* _Written instruction_: Go through the lines below. Copy those with "Pensioners".

Raw records
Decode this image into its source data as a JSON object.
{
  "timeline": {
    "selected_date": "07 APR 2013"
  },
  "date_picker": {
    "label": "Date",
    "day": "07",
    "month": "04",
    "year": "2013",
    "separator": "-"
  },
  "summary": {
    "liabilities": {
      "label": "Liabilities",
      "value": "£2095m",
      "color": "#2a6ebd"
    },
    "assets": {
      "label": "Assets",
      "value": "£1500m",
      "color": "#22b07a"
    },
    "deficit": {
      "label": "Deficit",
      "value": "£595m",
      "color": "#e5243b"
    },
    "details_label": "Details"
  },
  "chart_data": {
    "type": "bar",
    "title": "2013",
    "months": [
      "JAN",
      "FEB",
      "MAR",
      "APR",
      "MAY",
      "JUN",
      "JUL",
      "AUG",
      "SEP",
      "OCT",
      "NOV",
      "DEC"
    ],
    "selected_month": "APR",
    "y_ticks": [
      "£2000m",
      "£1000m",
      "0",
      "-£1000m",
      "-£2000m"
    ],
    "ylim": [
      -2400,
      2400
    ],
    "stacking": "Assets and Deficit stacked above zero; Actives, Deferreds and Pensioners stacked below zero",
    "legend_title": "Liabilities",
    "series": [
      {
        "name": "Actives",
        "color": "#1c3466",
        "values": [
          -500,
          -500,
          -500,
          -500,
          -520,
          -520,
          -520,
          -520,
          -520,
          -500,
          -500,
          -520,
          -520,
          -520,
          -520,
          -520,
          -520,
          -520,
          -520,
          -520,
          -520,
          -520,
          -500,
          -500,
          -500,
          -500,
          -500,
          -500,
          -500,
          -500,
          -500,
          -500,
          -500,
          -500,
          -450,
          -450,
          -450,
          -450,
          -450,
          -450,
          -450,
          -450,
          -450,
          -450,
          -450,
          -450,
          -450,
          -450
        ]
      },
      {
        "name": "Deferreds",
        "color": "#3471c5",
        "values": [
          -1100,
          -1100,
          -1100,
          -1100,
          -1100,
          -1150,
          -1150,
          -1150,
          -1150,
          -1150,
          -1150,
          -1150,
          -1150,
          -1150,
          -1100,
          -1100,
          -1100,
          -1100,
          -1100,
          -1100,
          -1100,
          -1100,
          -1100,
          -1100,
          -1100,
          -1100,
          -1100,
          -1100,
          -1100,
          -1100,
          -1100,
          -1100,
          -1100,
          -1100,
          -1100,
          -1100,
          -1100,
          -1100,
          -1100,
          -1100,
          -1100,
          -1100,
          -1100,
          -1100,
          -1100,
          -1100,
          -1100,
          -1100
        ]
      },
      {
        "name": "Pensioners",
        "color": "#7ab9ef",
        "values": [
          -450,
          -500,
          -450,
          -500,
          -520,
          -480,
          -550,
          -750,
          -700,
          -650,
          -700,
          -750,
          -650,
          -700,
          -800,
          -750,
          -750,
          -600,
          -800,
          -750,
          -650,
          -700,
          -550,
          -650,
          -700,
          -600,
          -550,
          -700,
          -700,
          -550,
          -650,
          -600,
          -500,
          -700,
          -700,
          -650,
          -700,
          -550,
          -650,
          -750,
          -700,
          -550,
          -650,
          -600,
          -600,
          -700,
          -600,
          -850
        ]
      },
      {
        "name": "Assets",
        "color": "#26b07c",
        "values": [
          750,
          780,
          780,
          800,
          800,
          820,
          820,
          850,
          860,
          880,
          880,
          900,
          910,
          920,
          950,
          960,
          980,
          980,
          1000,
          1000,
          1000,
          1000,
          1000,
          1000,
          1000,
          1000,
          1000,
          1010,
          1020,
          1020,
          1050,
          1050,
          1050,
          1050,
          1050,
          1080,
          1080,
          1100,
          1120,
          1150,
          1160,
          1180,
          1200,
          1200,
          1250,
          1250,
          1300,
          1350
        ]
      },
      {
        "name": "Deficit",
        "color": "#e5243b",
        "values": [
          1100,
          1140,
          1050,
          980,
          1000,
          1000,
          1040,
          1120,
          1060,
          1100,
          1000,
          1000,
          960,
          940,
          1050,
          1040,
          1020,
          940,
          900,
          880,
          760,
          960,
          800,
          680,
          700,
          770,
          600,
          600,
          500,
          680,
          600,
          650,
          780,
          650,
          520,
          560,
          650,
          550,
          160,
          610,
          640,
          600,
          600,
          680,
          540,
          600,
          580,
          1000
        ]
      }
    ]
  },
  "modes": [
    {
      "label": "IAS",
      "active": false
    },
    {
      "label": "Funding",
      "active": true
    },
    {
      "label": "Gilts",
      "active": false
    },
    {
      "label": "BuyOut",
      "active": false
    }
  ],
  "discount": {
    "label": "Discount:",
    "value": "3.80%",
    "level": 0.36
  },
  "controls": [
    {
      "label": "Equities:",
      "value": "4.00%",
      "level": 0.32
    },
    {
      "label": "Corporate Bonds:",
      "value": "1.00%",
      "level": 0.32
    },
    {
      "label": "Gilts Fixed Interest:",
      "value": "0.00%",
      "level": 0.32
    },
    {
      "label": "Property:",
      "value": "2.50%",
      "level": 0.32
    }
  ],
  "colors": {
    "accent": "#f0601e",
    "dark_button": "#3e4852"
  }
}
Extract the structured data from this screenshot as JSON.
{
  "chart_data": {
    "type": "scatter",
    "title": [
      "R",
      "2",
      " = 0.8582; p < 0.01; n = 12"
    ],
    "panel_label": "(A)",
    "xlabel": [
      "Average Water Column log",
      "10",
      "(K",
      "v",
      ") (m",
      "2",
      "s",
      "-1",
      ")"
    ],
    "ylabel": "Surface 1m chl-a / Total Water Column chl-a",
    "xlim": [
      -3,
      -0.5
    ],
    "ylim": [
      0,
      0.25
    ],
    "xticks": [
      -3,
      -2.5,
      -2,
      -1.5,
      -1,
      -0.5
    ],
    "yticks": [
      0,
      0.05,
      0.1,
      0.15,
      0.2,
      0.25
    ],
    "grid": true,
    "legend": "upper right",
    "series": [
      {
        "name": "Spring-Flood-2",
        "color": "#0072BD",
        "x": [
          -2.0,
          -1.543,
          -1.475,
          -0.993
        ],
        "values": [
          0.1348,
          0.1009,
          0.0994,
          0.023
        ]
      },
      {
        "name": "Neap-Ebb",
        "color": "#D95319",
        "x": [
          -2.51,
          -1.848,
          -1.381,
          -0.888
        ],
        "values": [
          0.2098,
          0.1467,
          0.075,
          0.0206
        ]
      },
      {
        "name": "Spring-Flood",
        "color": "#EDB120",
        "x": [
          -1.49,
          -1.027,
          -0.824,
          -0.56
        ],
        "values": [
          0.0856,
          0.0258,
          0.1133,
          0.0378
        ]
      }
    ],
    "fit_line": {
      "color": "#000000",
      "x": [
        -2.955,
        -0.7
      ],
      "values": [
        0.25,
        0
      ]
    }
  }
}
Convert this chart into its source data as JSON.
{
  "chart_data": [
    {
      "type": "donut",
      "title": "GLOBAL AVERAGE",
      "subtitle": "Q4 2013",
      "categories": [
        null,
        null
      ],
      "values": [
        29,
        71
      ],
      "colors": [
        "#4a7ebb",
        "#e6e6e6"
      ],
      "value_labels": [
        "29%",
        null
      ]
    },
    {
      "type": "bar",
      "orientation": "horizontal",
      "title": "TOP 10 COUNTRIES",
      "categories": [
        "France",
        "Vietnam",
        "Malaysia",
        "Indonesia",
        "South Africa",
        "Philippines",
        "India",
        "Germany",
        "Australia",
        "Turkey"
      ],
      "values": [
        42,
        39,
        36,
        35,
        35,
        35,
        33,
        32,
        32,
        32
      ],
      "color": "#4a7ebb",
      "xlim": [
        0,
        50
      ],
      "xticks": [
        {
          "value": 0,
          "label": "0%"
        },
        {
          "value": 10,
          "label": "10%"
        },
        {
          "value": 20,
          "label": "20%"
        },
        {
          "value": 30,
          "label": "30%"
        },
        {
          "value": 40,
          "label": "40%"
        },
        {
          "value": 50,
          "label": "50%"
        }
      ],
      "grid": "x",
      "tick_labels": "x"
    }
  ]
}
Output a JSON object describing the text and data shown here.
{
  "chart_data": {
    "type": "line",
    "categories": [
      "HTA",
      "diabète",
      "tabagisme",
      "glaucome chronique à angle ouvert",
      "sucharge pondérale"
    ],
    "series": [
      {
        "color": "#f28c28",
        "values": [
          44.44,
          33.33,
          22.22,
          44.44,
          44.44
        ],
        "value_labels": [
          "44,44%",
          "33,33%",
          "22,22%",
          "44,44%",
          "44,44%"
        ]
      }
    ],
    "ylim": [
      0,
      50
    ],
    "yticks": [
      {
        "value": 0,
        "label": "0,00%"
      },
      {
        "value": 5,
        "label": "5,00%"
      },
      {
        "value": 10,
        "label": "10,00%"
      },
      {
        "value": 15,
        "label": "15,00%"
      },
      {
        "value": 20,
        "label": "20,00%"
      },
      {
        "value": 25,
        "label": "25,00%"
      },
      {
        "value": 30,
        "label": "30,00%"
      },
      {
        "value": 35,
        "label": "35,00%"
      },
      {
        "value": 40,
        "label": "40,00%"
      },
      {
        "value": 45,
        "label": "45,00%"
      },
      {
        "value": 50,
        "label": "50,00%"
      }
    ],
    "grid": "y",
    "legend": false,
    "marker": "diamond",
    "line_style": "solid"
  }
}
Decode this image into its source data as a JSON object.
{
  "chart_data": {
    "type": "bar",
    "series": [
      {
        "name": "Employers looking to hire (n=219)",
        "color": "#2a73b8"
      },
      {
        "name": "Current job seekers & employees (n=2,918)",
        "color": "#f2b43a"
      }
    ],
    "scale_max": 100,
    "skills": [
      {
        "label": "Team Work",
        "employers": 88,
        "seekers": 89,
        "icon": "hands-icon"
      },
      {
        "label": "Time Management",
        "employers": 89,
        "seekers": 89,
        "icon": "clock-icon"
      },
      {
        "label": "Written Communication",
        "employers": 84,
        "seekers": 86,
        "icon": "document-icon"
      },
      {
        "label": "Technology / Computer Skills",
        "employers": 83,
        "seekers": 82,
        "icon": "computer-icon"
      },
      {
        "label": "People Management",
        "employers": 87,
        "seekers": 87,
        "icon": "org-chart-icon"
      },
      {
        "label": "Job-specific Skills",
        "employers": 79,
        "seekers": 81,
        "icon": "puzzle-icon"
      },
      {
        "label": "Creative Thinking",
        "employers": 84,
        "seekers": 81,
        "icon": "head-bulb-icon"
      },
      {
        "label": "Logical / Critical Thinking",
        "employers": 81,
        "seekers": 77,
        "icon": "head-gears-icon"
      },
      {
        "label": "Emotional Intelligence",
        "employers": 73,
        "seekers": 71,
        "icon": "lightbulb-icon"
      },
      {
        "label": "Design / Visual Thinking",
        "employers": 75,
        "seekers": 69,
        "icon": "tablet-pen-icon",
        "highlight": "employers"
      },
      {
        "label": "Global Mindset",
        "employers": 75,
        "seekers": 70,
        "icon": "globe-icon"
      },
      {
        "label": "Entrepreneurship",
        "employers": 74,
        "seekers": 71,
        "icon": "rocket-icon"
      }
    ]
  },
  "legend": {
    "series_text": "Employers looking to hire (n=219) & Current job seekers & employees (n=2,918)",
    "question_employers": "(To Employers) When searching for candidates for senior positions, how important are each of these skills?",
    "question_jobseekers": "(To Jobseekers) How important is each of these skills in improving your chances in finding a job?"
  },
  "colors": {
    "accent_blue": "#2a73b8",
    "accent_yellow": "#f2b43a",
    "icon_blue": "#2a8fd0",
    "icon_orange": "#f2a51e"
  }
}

* _Task output_:
    "stacking": "Assets and Deficit stacked above zero; Actives, Deferreds and Pensioners stacked below zero",
        "name": "Pensioners",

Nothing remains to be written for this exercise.